▶ _Challenge_
The records below are split into lines. How many of those lines contain the string "Forecast"? Reply with the number only.

## START Available records

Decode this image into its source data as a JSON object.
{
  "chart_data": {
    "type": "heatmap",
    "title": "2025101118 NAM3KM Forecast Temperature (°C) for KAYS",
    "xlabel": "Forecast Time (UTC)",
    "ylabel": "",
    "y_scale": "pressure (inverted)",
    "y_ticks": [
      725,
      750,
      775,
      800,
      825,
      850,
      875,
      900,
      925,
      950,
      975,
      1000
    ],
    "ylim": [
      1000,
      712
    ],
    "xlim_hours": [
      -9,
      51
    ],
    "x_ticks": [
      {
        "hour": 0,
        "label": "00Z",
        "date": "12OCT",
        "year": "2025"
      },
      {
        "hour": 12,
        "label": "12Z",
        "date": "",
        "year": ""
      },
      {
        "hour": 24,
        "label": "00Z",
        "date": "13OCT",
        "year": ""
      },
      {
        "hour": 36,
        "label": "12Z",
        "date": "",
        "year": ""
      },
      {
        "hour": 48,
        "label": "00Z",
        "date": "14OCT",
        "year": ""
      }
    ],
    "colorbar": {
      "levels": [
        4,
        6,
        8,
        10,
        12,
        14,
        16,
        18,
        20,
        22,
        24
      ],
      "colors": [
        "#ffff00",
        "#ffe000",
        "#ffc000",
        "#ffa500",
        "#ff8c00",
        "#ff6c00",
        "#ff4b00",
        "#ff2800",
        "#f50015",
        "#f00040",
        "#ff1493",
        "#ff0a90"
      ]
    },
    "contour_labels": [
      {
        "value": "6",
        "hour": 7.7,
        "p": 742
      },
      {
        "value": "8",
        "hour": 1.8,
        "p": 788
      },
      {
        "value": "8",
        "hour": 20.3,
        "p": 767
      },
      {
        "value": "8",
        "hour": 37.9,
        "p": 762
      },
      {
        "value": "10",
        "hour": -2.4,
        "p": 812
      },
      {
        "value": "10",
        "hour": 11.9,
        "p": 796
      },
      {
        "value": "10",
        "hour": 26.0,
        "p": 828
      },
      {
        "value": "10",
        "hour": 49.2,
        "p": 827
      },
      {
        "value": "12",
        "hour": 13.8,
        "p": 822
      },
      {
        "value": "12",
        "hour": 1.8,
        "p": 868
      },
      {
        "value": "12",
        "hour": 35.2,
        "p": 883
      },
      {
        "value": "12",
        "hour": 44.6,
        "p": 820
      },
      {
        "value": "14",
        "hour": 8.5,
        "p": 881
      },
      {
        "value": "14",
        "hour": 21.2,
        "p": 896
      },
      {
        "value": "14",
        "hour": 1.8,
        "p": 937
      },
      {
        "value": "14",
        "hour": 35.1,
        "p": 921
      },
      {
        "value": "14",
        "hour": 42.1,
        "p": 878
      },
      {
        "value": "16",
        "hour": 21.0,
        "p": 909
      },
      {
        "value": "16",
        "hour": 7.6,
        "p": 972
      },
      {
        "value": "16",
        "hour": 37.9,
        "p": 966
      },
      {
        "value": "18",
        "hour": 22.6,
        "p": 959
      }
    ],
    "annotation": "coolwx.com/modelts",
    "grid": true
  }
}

## END Available records

▶ _Task result_
2